Data records:
★ ★ ★

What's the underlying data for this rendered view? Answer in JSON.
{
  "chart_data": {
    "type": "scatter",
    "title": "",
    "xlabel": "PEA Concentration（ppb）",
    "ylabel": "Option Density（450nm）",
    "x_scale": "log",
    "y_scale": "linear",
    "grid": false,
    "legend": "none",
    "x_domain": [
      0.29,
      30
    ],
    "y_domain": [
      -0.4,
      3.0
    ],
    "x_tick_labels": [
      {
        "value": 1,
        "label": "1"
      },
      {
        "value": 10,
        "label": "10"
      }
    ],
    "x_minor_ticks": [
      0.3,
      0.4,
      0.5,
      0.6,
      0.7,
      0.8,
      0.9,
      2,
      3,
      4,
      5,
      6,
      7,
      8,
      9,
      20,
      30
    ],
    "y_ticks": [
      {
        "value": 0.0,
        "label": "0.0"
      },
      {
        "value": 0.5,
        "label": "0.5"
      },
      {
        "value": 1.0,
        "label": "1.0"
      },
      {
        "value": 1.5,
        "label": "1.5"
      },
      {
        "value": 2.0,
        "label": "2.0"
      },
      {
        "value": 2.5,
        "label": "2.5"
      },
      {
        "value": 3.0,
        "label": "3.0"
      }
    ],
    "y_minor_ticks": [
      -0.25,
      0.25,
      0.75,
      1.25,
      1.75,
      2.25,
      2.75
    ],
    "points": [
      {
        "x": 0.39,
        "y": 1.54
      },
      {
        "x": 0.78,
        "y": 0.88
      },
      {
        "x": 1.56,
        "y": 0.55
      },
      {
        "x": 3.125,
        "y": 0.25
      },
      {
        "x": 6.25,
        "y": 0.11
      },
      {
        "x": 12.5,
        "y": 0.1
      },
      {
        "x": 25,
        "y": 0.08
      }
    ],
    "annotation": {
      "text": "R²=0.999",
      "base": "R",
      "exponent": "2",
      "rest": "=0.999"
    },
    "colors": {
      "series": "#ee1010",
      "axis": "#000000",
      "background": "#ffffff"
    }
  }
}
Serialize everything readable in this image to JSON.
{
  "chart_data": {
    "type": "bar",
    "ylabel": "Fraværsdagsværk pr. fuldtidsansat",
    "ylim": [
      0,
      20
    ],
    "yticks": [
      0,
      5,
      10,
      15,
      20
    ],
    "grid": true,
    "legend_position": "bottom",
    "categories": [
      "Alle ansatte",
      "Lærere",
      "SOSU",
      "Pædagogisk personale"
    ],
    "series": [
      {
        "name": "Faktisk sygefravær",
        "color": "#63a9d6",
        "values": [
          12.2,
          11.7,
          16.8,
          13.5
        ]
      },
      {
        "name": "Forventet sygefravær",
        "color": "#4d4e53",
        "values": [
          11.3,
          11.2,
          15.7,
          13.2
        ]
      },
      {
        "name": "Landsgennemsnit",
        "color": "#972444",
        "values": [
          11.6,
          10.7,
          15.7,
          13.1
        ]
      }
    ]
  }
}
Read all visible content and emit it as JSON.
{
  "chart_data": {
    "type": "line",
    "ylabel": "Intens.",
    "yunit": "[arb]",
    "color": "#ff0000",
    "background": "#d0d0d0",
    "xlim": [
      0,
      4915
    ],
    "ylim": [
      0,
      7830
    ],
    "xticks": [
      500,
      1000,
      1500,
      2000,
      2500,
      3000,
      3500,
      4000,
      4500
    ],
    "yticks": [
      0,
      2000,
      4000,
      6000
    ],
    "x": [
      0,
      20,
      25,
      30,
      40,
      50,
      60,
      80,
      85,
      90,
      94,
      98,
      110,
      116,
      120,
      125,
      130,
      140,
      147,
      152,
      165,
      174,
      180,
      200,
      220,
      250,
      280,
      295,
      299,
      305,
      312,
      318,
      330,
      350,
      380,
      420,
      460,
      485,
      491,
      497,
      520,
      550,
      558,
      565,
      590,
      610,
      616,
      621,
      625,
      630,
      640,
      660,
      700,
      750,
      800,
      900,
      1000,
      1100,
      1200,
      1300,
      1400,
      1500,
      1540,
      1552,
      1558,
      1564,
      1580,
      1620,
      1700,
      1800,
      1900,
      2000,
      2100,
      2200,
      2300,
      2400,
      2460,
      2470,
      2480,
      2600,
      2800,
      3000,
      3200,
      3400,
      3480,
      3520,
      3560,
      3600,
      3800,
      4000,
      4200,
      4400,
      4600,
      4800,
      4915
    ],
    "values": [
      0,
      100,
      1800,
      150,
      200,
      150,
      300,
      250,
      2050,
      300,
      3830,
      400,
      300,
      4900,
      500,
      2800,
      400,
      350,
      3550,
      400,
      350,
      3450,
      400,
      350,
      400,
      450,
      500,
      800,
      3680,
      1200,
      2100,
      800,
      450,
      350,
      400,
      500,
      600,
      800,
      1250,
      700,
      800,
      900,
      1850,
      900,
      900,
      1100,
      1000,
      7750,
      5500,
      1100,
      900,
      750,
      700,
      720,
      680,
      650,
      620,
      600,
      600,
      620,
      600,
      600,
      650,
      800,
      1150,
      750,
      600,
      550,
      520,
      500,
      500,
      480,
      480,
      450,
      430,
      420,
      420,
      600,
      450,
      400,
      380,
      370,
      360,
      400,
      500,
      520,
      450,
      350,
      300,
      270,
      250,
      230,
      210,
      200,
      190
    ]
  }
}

★ ★ ★

Write out every line of the entries that holds the word "JSON".

■ Output for this exercise ■
What's the underlying data for this rendered view? Answer in JSON.
Serialize everything readable in this image to JSON.
Read all visible content and emit it as JSON.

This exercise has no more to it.